** Requirements **
List every line below that contains the string "Single", treating uppercase and lowercase as distinct. Copy each matching line in full.

** Data for this task **
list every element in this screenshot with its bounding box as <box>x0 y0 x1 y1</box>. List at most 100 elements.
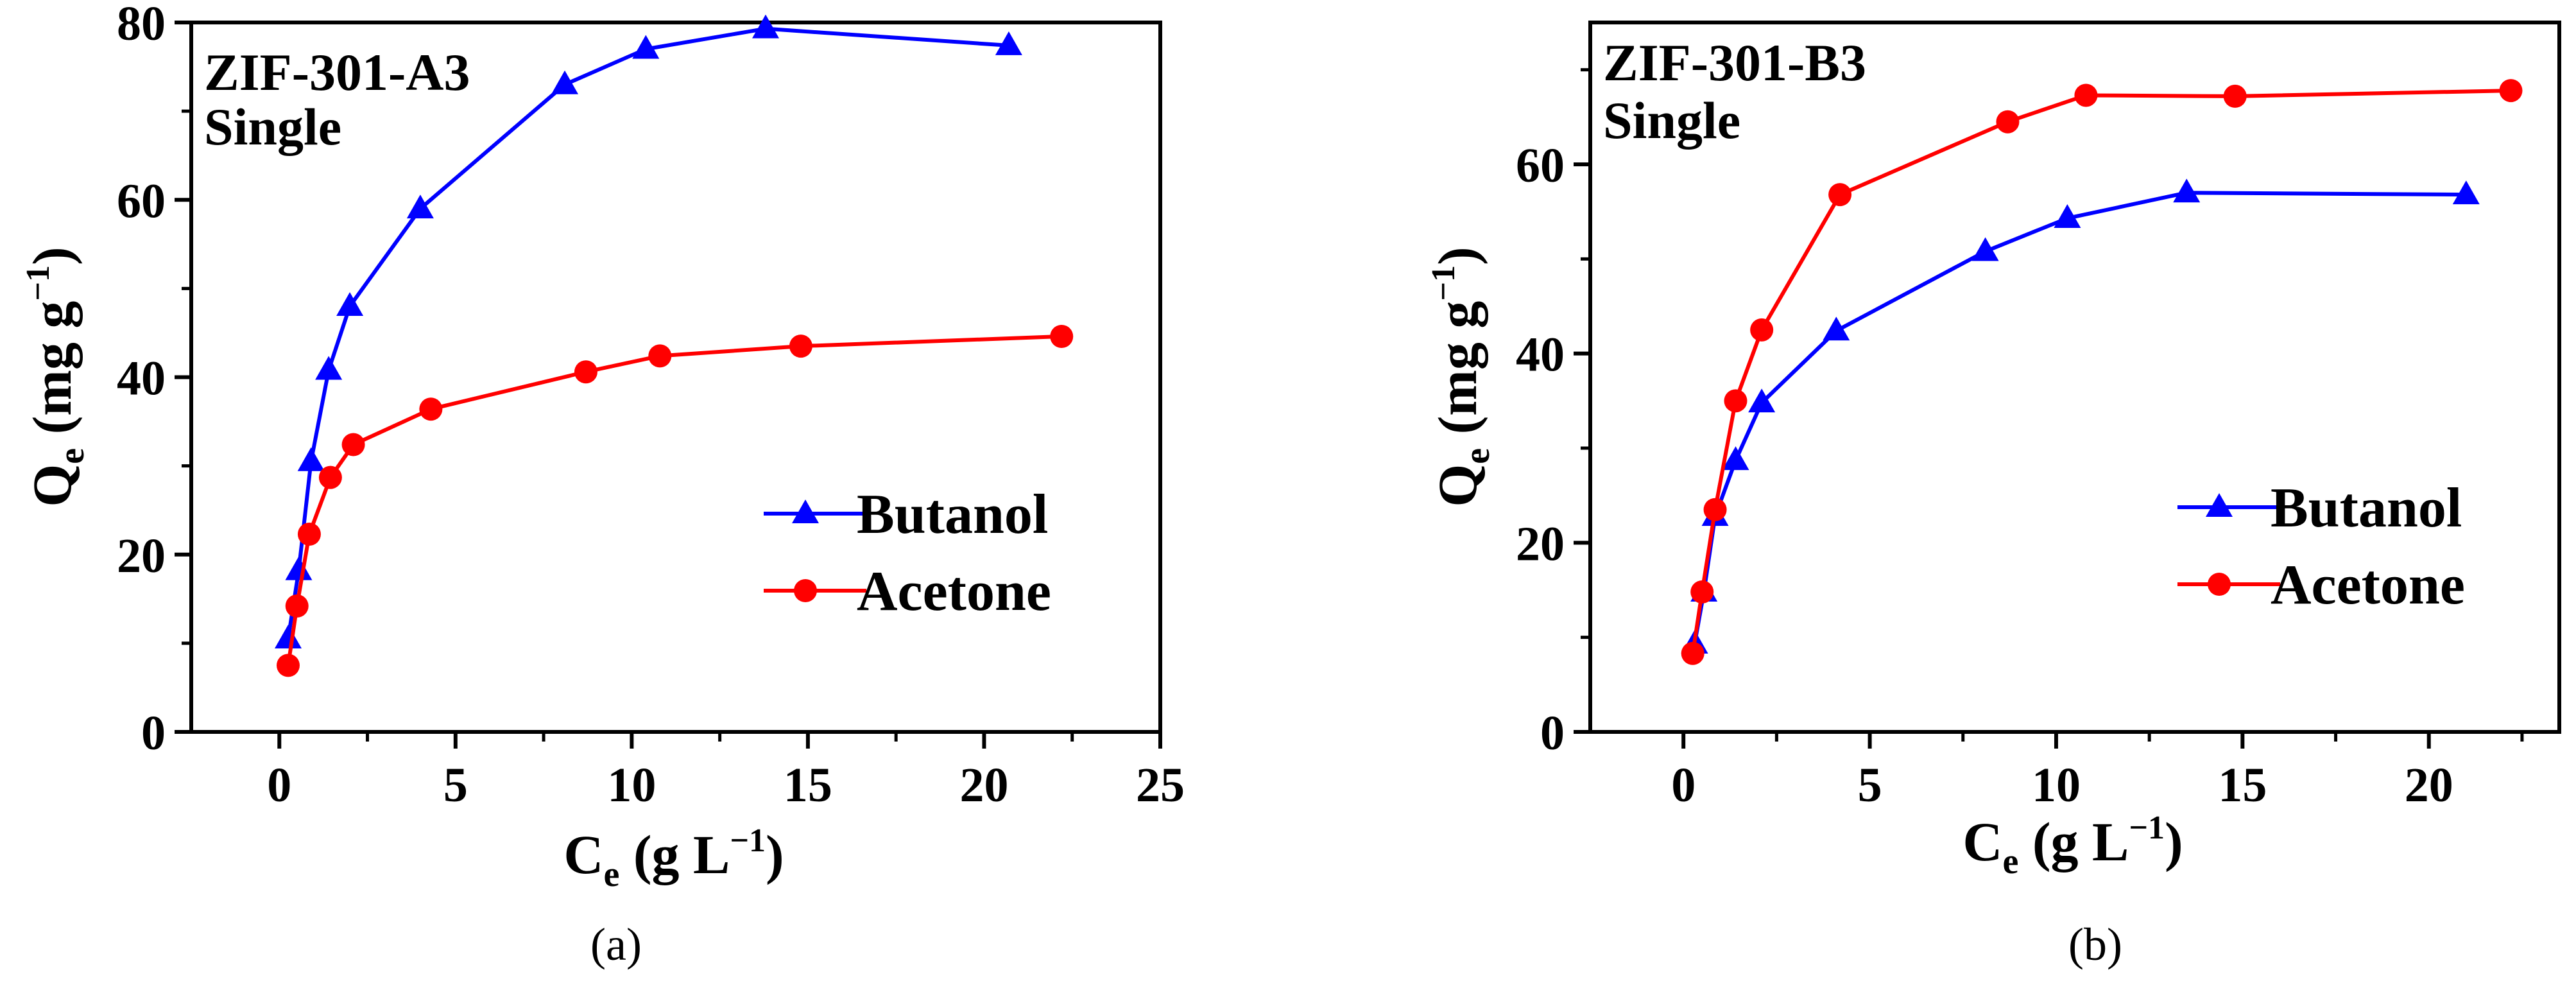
sample-annotation: ZIF-301-B3 <box>1603 33 1866 92</box>
series-acetone <box>1681 79 2523 665</box>
data-point-butanol <box>336 292 364 316</box>
data-point-butanol <box>315 356 343 380</box>
panel-label: (a) <box>590 919 642 970</box>
data-point-acetone <box>285 594 309 618</box>
y-axis-title-unit: (mg g <box>1427 301 1488 448</box>
x-tick-label: 5 <box>1858 758 1882 812</box>
y-tick-label: 40 <box>117 352 166 406</box>
data-point-butanol <box>752 14 780 39</box>
x-tick-label: 10 <box>2032 758 2081 812</box>
y-tick-label: 40 <box>1516 328 1565 382</box>
y-tick-label: 0 <box>1540 706 1565 760</box>
legend-triangle-marker <box>792 499 819 523</box>
y-tick-label: 80 <box>117 0 166 51</box>
legend-circle-marker <box>794 579 817 602</box>
x-axis-title-unit: (g L <box>619 824 730 885</box>
x-axis-title-unit-end: ) <box>2165 811 2183 873</box>
y-axis-title-sub: e <box>1457 448 1497 464</box>
data-point-butanol <box>2173 178 2201 203</box>
series-acetone <box>277 324 1074 677</box>
y-tick-label: 20 <box>1516 517 1565 571</box>
x-tick-label: 20 <box>959 758 1008 812</box>
x-axis-title-sup: −1 <box>730 822 766 859</box>
x-axis-title-sub: e <box>603 855 619 894</box>
data-point-acetone <box>648 344 672 368</box>
data-point-acetone <box>1996 110 2020 134</box>
x-axis-title-main: C <box>1962 811 2002 873</box>
data-point-butanol <box>551 70 579 94</box>
legend-triangle-marker <box>2206 493 2233 517</box>
x-axis-title-unit: (g L <box>2018 811 2129 873</box>
y-tick-label: 20 <box>117 529 166 583</box>
data-point-acetone <box>2499 79 2523 103</box>
panel-label: (b) <box>2068 919 2122 970</box>
x-tick-label: 0 <box>267 758 291 812</box>
data-point-butanol <box>1823 317 1850 341</box>
series-line-butanol <box>286 26 1009 639</box>
x-tick-label: 10 <box>607 758 656 812</box>
legend-item-butanol: Butanol <box>2177 477 2462 539</box>
legend-label: Acetone <box>857 560 1051 623</box>
y-axis-title: Qe (mg g−1) <box>1425 247 1497 507</box>
data-point-acetone <box>574 360 597 384</box>
y-axis-title-unit-end: ) <box>21 247 83 265</box>
data-point-acetone <box>1828 183 1852 207</box>
x-tick-label: 0 <box>1671 758 1696 812</box>
mode-annotation: Single <box>204 98 341 156</box>
data-point-butanol <box>632 35 660 59</box>
x-tick-label: 5 <box>443 758 468 812</box>
data-point-acetone <box>1724 389 1747 413</box>
series-butanol <box>275 14 1022 648</box>
y-axis-title: Qe (mg g−1) <box>20 247 92 507</box>
y-tick-label: 0 <box>141 706 166 760</box>
sample-annotation: ZIF-301-A3 <box>204 43 470 101</box>
y-axis-title-main: Q <box>1427 464 1488 507</box>
x-axis-title: Ce (g L−1) <box>563 822 784 894</box>
x-tick-label: 15 <box>784 758 832 812</box>
y-tick-label: 60 <box>1516 139 1565 193</box>
y-axis-title-sup: −1 <box>20 265 56 301</box>
x-tick-label: 15 <box>2218 758 2267 812</box>
data-point-butanol <box>285 556 313 580</box>
x-axis-title-sub: e <box>2002 842 2018 881</box>
data-point-acetone <box>789 334 812 358</box>
legend-label: Butanol <box>857 483 1048 546</box>
data-point-acetone <box>2223 84 2247 108</box>
series-line-acetone <box>286 334 1062 666</box>
data-point-butanol <box>275 624 302 648</box>
x-axis-title-sup: −1 <box>2129 810 2165 846</box>
data-point-butanol <box>2054 204 2081 228</box>
x-axis-title-unit-end: ) <box>766 824 784 885</box>
legend-item-acetone: Acetone <box>2177 554 2465 616</box>
x-tick-label: 25 <box>1136 758 1185 812</box>
legend-item-acetone: Acetone <box>764 560 1051 623</box>
data-point-butanol <box>1971 237 1999 261</box>
y-axis-title-sup: −1 <box>1425 265 1462 301</box>
plot-frame <box>1588 21 2561 734</box>
y-axis-title-main: Q <box>21 464 83 507</box>
data-point-acetone <box>1703 498 1727 521</box>
data-point-acetone <box>2074 83 2098 107</box>
data-point-butanol <box>995 31 1022 55</box>
data-point-butanol <box>297 447 325 471</box>
mode-annotation: Single <box>1603 91 1740 150</box>
y-axis-title-unit-end: ) <box>1427 247 1488 265</box>
data-point-acetone <box>1050 324 1074 348</box>
data-point-acetone <box>297 522 321 546</box>
legend-label: Acetone <box>2271 554 2465 616</box>
x-tick-label: 20 <box>2405 758 2453 812</box>
y-tick-label: 60 <box>117 174 166 228</box>
data-point-acetone <box>1681 641 1704 665</box>
legend-item-butanol: Butanol <box>764 483 1048 546</box>
data-point-butanol <box>1722 446 1749 471</box>
x-axis-title-main: C <box>563 824 603 885</box>
data-point-acetone <box>1690 580 1714 604</box>
data-point-acetone <box>277 654 300 677</box>
data-point-butanol <box>406 195 434 219</box>
data-point-acetone <box>318 465 342 489</box>
data-point-acetone <box>419 397 443 421</box>
series-line-acetone <box>1690 89 2511 654</box>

** Result below **
mode-annotation: Single <box>204 98 341 156</box>
mode-annotation: Single <box>1603 91 1740 150</box>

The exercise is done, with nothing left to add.